Stated task:
Where does the string "name" appear? Copy every line of the entries below that holds it.

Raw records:
────────────────────
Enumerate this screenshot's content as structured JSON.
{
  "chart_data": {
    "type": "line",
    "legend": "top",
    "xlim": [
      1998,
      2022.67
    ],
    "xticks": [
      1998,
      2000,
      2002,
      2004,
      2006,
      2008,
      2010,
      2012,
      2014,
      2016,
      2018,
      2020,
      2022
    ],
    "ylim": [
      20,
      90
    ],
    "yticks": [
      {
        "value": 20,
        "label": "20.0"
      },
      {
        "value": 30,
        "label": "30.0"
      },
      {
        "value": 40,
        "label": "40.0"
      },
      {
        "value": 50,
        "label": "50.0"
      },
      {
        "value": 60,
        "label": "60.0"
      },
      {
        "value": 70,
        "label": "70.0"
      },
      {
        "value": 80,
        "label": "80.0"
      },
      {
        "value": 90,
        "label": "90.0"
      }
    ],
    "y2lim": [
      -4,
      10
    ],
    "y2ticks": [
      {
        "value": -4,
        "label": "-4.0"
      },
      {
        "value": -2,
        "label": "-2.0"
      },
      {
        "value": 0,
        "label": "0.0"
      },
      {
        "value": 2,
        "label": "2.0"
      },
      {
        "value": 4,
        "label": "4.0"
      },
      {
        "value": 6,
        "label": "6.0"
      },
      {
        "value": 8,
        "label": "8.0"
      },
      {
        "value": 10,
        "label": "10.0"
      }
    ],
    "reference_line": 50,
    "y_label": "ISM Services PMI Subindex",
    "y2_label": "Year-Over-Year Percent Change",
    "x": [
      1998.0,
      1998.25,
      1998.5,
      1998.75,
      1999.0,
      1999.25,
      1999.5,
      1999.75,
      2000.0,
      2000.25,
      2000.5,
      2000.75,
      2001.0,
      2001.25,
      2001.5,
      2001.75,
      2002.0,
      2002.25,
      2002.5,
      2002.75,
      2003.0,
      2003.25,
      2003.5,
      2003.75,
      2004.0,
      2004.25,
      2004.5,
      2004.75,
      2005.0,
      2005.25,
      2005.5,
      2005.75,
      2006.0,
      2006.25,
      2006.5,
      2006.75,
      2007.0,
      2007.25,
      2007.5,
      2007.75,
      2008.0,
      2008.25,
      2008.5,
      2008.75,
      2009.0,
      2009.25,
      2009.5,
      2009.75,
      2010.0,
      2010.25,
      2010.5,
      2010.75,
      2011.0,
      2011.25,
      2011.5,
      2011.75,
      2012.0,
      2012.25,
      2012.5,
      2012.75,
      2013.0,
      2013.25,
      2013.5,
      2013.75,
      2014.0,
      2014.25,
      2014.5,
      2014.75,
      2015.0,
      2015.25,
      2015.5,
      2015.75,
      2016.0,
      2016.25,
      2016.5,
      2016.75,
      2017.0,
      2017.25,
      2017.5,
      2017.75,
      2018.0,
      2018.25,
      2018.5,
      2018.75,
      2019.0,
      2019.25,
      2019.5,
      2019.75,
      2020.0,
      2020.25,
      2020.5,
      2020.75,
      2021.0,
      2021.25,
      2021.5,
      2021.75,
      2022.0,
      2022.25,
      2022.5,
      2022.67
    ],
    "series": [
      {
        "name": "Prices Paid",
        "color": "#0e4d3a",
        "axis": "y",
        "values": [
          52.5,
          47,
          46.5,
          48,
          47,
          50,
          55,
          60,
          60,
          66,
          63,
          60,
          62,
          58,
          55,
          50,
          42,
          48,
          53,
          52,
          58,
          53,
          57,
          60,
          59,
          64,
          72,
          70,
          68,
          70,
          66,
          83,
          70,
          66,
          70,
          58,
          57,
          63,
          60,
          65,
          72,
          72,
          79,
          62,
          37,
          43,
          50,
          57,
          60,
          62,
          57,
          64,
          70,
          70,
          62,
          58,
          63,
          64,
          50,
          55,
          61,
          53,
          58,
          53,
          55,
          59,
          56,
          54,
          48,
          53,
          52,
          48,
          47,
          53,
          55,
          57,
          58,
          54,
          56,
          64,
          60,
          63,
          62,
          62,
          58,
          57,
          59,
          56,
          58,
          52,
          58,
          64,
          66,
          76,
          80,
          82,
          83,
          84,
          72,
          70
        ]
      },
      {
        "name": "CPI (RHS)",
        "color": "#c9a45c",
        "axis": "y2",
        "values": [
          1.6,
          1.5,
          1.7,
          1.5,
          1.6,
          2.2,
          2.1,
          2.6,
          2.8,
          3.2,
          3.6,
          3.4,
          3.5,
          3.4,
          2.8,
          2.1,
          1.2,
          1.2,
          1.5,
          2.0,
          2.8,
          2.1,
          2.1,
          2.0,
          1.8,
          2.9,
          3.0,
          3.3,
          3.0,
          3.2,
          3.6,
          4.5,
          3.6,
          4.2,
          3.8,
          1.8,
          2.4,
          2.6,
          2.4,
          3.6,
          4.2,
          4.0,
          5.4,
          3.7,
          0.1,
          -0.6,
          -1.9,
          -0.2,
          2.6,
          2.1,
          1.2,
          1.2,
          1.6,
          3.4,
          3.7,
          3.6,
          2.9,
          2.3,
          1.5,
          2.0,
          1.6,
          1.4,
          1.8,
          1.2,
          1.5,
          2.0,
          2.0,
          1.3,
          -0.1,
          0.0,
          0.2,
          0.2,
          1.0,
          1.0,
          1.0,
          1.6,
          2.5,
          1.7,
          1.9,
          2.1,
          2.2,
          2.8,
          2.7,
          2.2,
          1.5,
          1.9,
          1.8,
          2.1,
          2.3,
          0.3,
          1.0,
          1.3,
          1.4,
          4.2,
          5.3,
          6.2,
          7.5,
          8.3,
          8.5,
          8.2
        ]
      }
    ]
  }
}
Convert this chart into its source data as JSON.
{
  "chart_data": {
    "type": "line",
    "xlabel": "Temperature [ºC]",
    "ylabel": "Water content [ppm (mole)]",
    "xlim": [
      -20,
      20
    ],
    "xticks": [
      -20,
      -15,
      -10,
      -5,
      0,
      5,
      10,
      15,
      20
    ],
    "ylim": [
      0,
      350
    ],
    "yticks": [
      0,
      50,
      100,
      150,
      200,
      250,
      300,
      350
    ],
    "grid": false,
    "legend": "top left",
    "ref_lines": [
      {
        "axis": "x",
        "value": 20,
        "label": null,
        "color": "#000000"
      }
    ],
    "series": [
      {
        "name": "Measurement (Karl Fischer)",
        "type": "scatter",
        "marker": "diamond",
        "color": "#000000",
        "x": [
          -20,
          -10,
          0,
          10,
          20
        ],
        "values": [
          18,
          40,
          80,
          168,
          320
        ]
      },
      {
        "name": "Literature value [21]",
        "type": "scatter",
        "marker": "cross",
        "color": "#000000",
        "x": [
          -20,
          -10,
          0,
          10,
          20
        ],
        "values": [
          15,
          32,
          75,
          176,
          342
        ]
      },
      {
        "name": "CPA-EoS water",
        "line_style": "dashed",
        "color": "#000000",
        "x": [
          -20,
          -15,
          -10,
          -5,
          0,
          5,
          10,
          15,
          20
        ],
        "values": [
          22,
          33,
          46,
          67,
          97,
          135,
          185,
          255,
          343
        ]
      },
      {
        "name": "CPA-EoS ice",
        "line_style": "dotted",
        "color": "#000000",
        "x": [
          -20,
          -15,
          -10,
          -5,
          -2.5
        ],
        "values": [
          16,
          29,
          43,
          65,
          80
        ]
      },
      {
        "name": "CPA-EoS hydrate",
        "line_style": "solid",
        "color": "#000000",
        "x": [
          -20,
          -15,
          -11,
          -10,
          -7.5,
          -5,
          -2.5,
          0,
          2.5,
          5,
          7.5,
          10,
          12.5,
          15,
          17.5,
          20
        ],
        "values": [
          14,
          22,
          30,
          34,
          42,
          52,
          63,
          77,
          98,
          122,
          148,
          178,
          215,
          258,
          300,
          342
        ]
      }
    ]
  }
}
────────────────────
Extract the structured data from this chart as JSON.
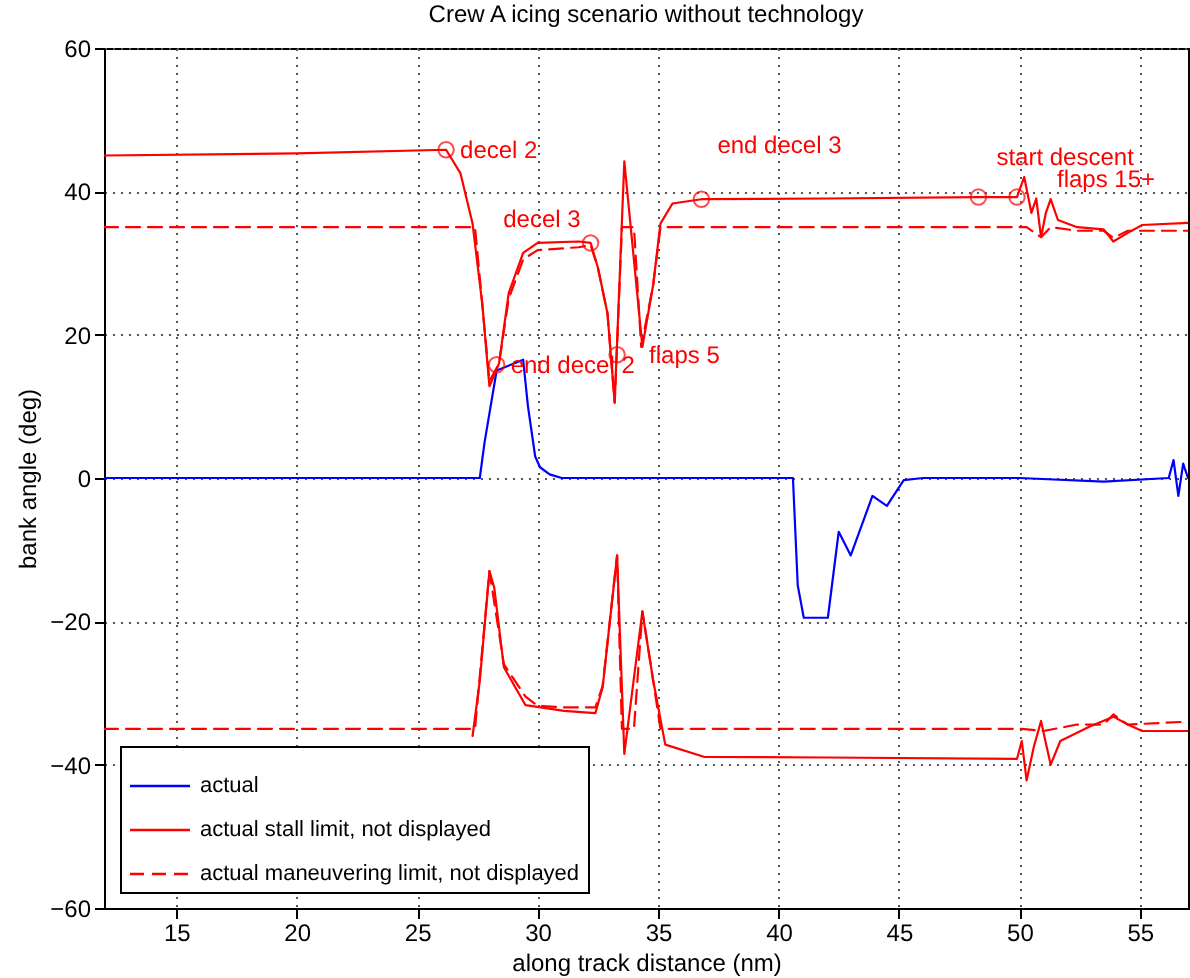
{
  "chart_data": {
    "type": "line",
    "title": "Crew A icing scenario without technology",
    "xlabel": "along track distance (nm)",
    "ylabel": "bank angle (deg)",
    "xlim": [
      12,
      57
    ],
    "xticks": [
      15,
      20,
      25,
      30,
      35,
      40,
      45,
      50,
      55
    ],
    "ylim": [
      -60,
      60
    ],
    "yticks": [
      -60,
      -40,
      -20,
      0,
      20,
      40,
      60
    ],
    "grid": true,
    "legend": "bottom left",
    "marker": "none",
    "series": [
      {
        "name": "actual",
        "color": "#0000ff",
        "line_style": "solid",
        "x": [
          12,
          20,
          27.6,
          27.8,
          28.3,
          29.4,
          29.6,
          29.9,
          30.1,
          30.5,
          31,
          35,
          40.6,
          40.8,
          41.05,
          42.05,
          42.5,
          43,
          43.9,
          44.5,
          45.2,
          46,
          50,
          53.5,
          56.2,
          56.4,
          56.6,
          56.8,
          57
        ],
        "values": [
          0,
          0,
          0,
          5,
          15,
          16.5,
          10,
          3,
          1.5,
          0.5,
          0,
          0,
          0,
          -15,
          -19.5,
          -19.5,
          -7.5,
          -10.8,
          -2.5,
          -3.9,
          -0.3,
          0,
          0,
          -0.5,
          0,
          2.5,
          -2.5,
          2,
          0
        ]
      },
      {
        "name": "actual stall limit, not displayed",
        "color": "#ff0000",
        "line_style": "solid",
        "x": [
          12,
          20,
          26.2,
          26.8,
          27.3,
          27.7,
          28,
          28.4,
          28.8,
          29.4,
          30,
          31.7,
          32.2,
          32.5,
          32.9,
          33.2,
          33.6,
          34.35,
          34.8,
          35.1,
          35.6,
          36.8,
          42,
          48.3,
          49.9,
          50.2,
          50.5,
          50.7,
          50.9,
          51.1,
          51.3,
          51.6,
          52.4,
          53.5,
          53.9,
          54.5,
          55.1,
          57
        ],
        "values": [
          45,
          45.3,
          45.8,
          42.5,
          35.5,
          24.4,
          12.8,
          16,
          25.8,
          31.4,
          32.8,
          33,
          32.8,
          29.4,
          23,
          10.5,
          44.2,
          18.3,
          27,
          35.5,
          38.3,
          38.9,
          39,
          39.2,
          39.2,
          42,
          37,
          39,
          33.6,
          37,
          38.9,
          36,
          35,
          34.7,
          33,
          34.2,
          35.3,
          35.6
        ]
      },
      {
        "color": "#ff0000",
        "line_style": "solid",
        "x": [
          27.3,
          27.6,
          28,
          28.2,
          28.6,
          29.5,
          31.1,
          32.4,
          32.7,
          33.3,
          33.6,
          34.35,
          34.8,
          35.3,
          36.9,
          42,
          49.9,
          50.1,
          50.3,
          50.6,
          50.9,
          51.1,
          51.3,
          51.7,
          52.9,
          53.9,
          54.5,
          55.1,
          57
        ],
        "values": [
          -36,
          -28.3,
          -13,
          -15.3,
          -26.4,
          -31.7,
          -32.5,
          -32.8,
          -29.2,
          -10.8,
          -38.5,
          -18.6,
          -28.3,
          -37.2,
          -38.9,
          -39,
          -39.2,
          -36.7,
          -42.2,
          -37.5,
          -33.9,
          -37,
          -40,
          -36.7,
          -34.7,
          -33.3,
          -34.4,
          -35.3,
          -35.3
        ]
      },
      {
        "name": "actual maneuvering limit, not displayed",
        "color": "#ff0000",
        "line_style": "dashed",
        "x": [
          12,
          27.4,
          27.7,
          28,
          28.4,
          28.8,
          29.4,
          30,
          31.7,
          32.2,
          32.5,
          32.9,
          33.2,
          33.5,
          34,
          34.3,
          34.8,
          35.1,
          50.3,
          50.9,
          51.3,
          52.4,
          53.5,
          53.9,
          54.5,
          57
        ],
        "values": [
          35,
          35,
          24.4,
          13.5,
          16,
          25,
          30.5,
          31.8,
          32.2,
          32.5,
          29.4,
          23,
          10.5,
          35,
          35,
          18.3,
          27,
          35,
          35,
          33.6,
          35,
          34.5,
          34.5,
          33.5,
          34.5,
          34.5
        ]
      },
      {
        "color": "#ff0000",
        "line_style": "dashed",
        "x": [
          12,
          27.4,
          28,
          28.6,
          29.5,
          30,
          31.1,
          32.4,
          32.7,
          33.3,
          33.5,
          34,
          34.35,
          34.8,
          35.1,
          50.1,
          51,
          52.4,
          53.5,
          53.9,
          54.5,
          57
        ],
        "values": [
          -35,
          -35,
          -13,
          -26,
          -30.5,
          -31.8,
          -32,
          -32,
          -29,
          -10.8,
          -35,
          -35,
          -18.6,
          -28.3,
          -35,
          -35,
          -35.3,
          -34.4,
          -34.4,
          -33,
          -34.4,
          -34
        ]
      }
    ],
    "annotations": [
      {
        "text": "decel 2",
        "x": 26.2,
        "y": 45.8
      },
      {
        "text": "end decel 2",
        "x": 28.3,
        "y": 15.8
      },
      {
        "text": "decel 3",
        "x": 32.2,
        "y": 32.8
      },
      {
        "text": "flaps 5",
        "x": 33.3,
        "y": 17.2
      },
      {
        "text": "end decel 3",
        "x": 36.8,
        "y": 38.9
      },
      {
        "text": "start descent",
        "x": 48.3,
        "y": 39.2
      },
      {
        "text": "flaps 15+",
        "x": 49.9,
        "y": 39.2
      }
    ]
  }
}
────────────────────
Output of the task:
        "name": "Prices Paid",
        "name": "CPI (RHS)",
        "name": "Measurement (Karl Fischer)",
        "name": "Literature value [21]",
        "name": "CPA-EoS water",
        "name": "CPA-EoS ice",
        "name": "CPA-EoS hydrate",
        "name": "actual",
        "name": "actual stall limit, not displayed",
        "name": "actual maneuvering limit, not displayed",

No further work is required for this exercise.